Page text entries
^^^^

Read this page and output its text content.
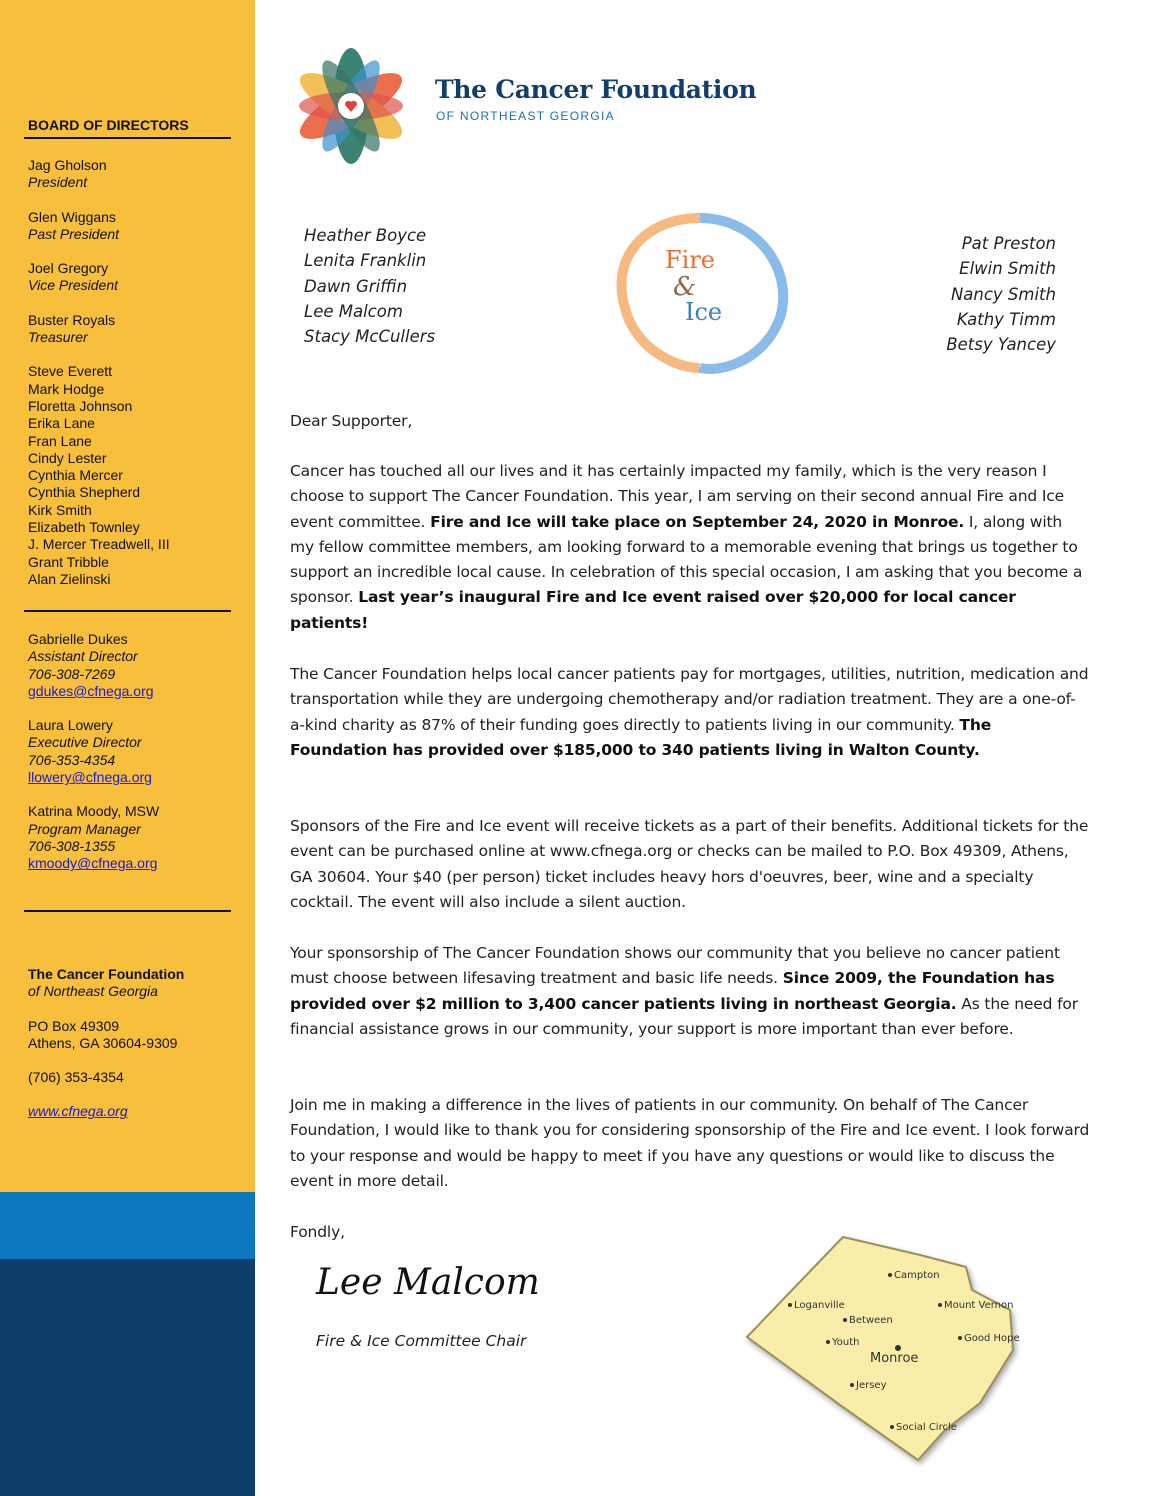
BOARD OF DIRECTORS
Jag Gholson
President
Glen Wiggans
Past President
Joel Gregory
Vice President
Buster Royals
Treasurer
Steve Everett
Mark Hodge
Floretta Johnson
Erika Lane
Fran Lane
Cindy Lester
Cynthia Mercer
Cynthia Shepherd
Kirk Smith
Elizabeth Townley
J. Mercer Treadwell, III
Grant Tribble
Alan Zielinski
Gabrielle Dukes
Assistant Director
706-308-7269
gdukes@cfnega.org
Laura Lowery
Executive Director
706-353-4354
llowery@cfnega.org
Katrina Moody, MSW
Program Manager
706-308-1355
kmoody@cfnega.org
The Cancer Foundation
of Northeast Georgia
PO Box 49309
Athens, GA 30604-9309
(706) 353-4354
www.cfnega.org
The Cancer Foundation
OF NORTHEAST GEORGIA
Heather Boyce
Lenita Franklin
Dawn Griffin
Lee Malcom
Stacy McCullers
Pat Preston
Elwin Smith
Nancy Smith
Kathy Timm
Betsy Yancey
Fire
&
Ice
Dear Supporter,
Cancer has touched all our lives and it has certainly impacted my family, which is the very reason I choose to support The Cancer Foundation. This year, I am serving on their second annual Fire and Ice event committee. Fire and Ice will take place on September 24, 2020 in Monroe. I, along with my fellow committee members, am looking forward to a memorable evening that brings us together to support an incredible local cause. In celebration of this special occasion, I am asking that you become a sponsor. Last year’s inaugural Fire and Ice event raised over $20,000 for local cancer patients!
The Cancer Foundation helps local cancer patients pay for mortgages, utilities, nutrition, medication and transportation while they are undergoing chemotherapy and/or radiation treatment. They are a one-of-a-kind charity as 87% of their funding goes directly to patients living in our community. The Foundation has provided over $185,000 to 340 patients living in Walton County.
Sponsors of the Fire and Ice event will receive tickets as a part of their benefits. Additional tickets for the event can be purchased online at www.cfnega.org or checks can be mailed to P.O. Box 49309, Athens, GA 30604. Your $40 (per person) ticket includes heavy hors d'oeuvres, beer, wine and a specialty cocktail. The event will also include a silent auction.
Your sponsorship of The Cancer Foundation shows our community that you believe no cancer patient must choose between lifesaving treatment and basic life needs. Since 2009, the Foundation has provided over $2 million to 3,400 cancer patients living in northeast Georgia. As the need for financial assistance grows in our community, your support is more important than ever before.
Join me in making a difference in the lives of patients in our community. On behalf of The Cancer Foundation, I would like to thank you for considering sponsorship of the Fire and Ice event. I look forward to your response and would be happy to meet if you have any questions or would like to discuss the event in more detail.
Fondly,
Lee Malcom
Fire & Ice Committee Chair
Campton
Loganville
Between
Mount Vernon
Youth
Monroe
Good Hope
Jersey
Social Circle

^^^^

Assigned task: Gather every line from the entries above where the word "President" appears, and copy them.

Result for this task:
President
Past President
Vice President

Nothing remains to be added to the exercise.